» **What the task requires**:
The data below must be copied in full and without any change.

## Start Available records

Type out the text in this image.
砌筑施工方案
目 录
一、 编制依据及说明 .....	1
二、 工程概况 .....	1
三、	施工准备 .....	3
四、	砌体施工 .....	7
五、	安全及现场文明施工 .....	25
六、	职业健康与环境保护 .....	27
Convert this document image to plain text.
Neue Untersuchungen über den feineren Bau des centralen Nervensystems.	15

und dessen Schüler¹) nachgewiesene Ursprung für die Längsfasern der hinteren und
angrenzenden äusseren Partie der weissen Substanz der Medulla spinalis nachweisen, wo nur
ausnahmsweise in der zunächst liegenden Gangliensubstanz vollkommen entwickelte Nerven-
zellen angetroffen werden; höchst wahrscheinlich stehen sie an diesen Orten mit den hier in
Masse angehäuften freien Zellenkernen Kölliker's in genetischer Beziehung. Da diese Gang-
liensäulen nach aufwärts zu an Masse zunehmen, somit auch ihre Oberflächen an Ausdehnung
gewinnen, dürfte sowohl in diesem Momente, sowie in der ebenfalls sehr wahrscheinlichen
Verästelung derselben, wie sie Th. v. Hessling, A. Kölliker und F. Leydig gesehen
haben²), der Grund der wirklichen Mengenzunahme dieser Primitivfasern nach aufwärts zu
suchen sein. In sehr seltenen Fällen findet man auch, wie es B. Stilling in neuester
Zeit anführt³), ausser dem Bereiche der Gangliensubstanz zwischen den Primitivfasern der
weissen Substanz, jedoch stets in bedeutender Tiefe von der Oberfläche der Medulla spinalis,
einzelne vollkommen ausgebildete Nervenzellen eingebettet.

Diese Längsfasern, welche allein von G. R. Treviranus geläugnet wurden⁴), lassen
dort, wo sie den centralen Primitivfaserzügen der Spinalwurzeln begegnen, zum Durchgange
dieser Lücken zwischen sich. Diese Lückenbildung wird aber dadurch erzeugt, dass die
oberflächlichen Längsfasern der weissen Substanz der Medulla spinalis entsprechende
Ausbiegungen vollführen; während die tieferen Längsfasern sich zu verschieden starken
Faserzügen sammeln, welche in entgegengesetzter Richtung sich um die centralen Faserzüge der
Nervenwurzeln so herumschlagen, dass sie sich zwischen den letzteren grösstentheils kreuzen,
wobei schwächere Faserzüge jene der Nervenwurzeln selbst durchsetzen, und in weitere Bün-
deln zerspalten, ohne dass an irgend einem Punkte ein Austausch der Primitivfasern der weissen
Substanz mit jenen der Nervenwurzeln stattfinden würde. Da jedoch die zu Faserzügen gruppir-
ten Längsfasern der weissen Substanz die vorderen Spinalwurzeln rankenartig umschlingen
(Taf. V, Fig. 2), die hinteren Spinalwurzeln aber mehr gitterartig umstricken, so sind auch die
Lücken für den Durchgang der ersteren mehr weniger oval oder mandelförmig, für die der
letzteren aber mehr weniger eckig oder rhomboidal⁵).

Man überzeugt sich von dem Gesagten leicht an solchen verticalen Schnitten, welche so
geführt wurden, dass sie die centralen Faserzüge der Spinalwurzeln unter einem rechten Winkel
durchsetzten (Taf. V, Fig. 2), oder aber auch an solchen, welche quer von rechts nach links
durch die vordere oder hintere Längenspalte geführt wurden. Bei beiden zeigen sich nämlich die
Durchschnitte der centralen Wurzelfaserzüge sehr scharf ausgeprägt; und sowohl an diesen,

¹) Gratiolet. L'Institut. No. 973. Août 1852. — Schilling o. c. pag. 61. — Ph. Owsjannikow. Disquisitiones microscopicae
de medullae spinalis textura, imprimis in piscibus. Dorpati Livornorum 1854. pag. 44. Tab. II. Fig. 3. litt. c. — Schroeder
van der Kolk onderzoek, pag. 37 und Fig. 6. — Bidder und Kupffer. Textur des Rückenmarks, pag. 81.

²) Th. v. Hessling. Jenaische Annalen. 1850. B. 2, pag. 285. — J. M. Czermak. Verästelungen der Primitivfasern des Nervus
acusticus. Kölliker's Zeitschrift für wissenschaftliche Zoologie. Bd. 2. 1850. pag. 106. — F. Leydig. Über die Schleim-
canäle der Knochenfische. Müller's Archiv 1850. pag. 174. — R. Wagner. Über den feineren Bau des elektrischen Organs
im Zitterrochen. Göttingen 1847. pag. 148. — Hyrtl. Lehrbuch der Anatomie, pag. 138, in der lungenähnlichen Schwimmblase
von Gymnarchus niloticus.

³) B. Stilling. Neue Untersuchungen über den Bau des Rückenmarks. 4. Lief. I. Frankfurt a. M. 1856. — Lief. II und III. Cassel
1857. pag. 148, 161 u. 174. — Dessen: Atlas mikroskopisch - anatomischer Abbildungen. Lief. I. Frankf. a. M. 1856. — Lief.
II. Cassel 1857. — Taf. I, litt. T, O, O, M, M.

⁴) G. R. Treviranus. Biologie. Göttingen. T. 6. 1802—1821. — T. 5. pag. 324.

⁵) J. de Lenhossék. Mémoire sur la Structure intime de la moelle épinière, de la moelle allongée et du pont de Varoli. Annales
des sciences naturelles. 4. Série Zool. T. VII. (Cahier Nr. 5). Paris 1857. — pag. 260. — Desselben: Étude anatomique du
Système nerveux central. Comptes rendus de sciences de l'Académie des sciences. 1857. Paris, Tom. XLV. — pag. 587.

## End Available records

» **Correct result**:
Type out the text in this image.
砌筑施工方案
目 录
一、 编制依据及说明 .....	1
二、 工程概况 .....	1
三、	施工准备 .....	3
四、	砌体施工 .....	7
五、	安全及现场文明施工 .....	25
六、	职业健康与环境保护 .....	27
Convert this document image to plain text.
Neue Untersuchungen über den feineren Bau des centralen Nervensystems.	15

und dessen Schüler¹) nachgewiesene Ursprung für die Längsfasern der hinteren und
angrenzenden äusseren Partie der weissen Substanz der Medulla spinalis nachweisen, wo nur
ausnahmsweise in der zunächst liegenden Gangliensubstanz vollkommen entwickelte Nerven-
zellen angetroffen werden; höchst wahrscheinlich stehen sie an diesen Orten mit den hier in
Masse angehäuften freien Zellenkernen Kölliker's in genetischer Beziehung. Da diese Gang-
liensäulen nach aufwärts zu an Masse zunehmen, somit auch ihre Oberflächen an Ausdehnung
gewinnen, dürfte sowohl in diesem Momente, sowie in der ebenfalls sehr wahrscheinlichen
Verästelung derselben, wie sie Th. v. Hessling, A. Kölliker und F. Leydig gesehen
haben²), der Grund der wirklichen Mengenzunahme dieser Primitivfasern nach aufwärts zu
suchen sein. In sehr seltenen Fällen findet man auch, wie es B. Stilling in neuester
Zeit anführt³), ausser dem Bereiche der Gangliensubstanz zwischen den Primitivfasern der
weissen Substanz, jedoch stets in bedeutender Tiefe von der Oberfläche der Medulla spinalis,
einzelne vollkommen ausgebildete Nervenzellen eingebettet.

Diese Längsfasern, welche allein von G. R. Treviranus geläugnet wurden⁴), lassen
dort, wo sie den centralen Primitivfaserzügen der Spinalwurzeln begegnen, zum Durchgange
dieser Lücken zwischen sich. Diese Lückenbildung wird aber dadurch erzeugt, dass die
oberflächlichen Längsfasern der weissen Substanz der Medulla spinalis entsprechende
Ausbiegungen vollführen; während die tieferen Längsfasern sich zu verschieden starken
Faserzügen sammeln, welche in entgegengesetzter Richtung sich um die centralen Faserzüge der
Nervenwurzeln so herumschlagen, dass sie sich zwischen den letzteren grösstentheils kreuzen,
wobei schwächere Faserzüge jene der Nervenwurzeln selbst durchsetzen, und in weitere Bün-
deln zerspalten, ohne dass an irgend einem Punkte ein Austausch der Primitivfasern der weissen
Substanz mit jenen der Nervenwurzeln stattfinden würde. Da jedoch die zu Faserzügen gruppir-
ten Längsfasern der weissen Substanz die vorderen Spinalwurzeln rankenartig umschlingen
(Taf. V, Fig. 2), die hinteren Spinalwurzeln aber mehr gitterartig umstricken, so sind auch die
Lücken für den Durchgang der ersteren mehr weniger oval oder mandelförmig, für die der
letzteren aber mehr weniger eckig oder rhomboidal⁵).

Man überzeugt sich von dem Gesagten leicht an solchen verticalen Schnitten, welche so
geführt wurden, dass sie die centralen Faserzüge der Spinalwurzeln unter einem rechten Winkel
durchsetzten (Taf. V, Fig. 2), oder aber auch an solchen, welche quer von rechts nach links
durch die vordere oder hintere Längenspalte geführt wurden. Bei beiden zeigen sich nämlich die
Durchschnitte der centralen Wurzelfaserzüge sehr scharf ausgeprägt; und sowohl an diesen,

¹) Gratiolet. L'Institut. No. 973. Août 1852. — Schilling o. c. pag. 61. — Ph. Owsjannikow. Disquisitiones microscopicae
de medullae spinalis textura, imprimis in piscibus. Dorpati Livornorum 1854. pag. 44. Tab. II. Fig. 3. litt. c. — Schroeder
van der Kolk onderzoek, pag. 37 und Fig. 6. — Bidder und Kupffer. Textur des Rückenmarks, pag. 81.

²) Th. v. Hessling. Jenaische Annalen. 1850. B. 2, pag. 285. — J. M. Czermak. Verästelungen der Primitivfasern des Nervus
acusticus. Kölliker's Zeitschrift für wissenschaftliche Zoologie. Bd. 2. 1850. pag. 106. — F. Leydig. Über die Schleim-
canäle der Knochenfische. Müller's Archiv 1850. pag. 174. — R. Wagner. Über den feineren Bau des elektrischen Organs
im Zitterrochen. Göttingen 1847. pag. 148. — Hyrtl. Lehrbuch der Anatomie, pag. 138, in der lungenähnlichen Schwimmblase
von Gymnarchus niloticus.

³) B. Stilling. Neue Untersuchungen über den Bau des Rückenmarks. 4. Lief. I. Frankfurt a. M. 1856. — Lief. II und III. Cassel
1857. pag. 148, 161 u. 174. — Dessen: Atlas mikroskopisch - anatomischer Abbildungen. Lief. I. Frankf. a. M. 1856. — Lief.
II. Cassel 1857. — Taf. I, litt. T, O, O, M, M.

⁴) G. R. Treviranus. Biologie. Göttingen. T. 6. 1802—1821. — T. 5. pag. 324.

⁵) J. de Lenhossék. Mémoire sur la Structure intime de la moelle épinière, de la moelle allongée et du pont de Varoli. Annales
des sciences naturelles. 4. Série Zool. T. VII. (Cahier Nr. 5). Paris 1857. — pag. 260. — Desselben: Étude anatomique du
Système nerveux central. Comptes rendus de sciences de l'Académie des sciences. 1857. Paris, Tom. XLV. — pag. 587.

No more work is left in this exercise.